PASSAGE:
Open Education global 2015

Two weeks ago, April 22-24, I attended the annual Open Education Global Conference in Banff, Alberta. I went there for a couple of reasons. It was a great opportunity to share out experiences at TU Delft Online Learning on Open & Online Education with the Open Education community, but also to experience the current status of Open Education Worldwide.

The things I did…

We started the conference on Tuesday, where Willem van Valkenburg and me offered a big part of the Pre Conference Workshop ‘Getting Started with Open Education – a crash course on starting an open education project’. It is always great to help other institutions get their projects going, based on our own experiences. I noticed that, in contrast to the same workshop we organised last year, the participants were a lot further in the process of starting up an open education project.

On Wednesday I shared our experience in how we handle(d) sublicensing our DelftX MOOCs while at the same time sharing our MOOC contents under an Open License. It was a tough nut to crack, but we managed. And I got quite some responses on my presentation as well, like:

“Though Provoking work fr @gouwehand in tension beta. revenue generation & Creative commons license i#MOOCs #oeglobal” – @fieldingGrasty

“Great Presentation from @Gouwehand on breaking down the open and non-open components that make up MOOCs #oeglobal” – @sunnywidmann

Lastly, I took part in the Action Lab on MOOCs, Where Willem shared our experiences with MOOCs.

ENTRIES SHOWN:
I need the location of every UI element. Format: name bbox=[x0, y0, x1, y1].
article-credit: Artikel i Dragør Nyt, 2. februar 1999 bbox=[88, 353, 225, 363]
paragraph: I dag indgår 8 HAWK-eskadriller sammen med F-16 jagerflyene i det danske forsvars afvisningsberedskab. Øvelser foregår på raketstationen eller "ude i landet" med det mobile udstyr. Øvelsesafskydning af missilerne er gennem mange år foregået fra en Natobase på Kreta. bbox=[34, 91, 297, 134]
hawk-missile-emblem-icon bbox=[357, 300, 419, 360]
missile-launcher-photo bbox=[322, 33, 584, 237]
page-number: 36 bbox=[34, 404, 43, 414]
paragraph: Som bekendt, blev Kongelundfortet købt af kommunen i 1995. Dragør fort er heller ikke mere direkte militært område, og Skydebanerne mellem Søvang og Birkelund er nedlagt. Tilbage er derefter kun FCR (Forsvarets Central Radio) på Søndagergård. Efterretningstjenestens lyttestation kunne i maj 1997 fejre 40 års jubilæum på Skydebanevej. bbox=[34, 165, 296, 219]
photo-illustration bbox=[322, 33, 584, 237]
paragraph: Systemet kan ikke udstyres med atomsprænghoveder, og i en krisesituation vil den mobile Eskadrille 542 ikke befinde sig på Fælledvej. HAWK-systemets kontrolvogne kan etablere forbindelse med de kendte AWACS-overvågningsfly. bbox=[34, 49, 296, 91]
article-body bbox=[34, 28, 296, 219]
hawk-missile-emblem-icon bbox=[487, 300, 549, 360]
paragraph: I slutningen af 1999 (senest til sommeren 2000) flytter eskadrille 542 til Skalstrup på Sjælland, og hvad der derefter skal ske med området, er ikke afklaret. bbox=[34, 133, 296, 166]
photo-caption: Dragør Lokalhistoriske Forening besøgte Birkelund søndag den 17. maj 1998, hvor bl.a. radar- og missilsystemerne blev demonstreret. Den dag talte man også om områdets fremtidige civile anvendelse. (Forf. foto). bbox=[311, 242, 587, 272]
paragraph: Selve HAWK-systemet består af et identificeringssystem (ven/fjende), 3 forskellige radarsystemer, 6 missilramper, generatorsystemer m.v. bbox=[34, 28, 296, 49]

TASK INSTRUCTIONS: Continue the post about the Open Education Global 2015 conference, picking up right after its last sentence.

EXERCISE RESULT:
And oh yeah, we we have been awarded no less then 3 Open Education Awards for Excellence, which make us proud! Unfortunately not all winners were able to attend the Award ceremony, but we will make sure that the awards will reach them – and give them (Alexander de Haan, Jaap Daalhuizen and David Abbink and their course teams) all the credit they deserve.

My key take aways

At first I found it hard to put my finger on what was the current state of affairs around Open Education. But now that the conference is over and there has been some time to reflect, I came up with four take aways from this year’s conference:

  1. As I mentioned last year, the Open Education movement seems to have reached a steady level of maturity. I’ve attended quite some presentations where the more advanced issues were tackled, like how to deal with self learners who want to earn college credits for open education achievements. There were not a lot of start up project presentations that I’ve seen. This is a good thing to notice, but does raise the question what’s next.
  2. ‘MOOC’ is no longer a dirty word to use in the Open Education Community. Last year the OpenCourseWare Consortium changed its name to Open Education Consortium, since the scope has changed worldwide. MOOCs back then were considered different, but now seem to have been embraced as one of the ways to empower learners to learn. Which is a good thing! Still, the ‘O’ which should stand for ‘Open’ is still a thing… ‘Open MOOCs’ seemed to be a normal term, which is odd. Still, the ‘O’ of Open is not easy, considering my presentation.
  3. There is a need for Open Education practices. I think during his keynote speech Dirk van Damme nailed the message, which is supported by David Wiley in his blog: Why do we want everyone to share there educational resources? And why do we feel a need to reuse, revise, remix and redistribute educational resources? It was all meant to support and empower learners to learn, learn more and in a better way. Perhaps we miss that part sometimes as we’re all busy in the process of getting to that point. But we shouldn’t forget what we’re doing it all for.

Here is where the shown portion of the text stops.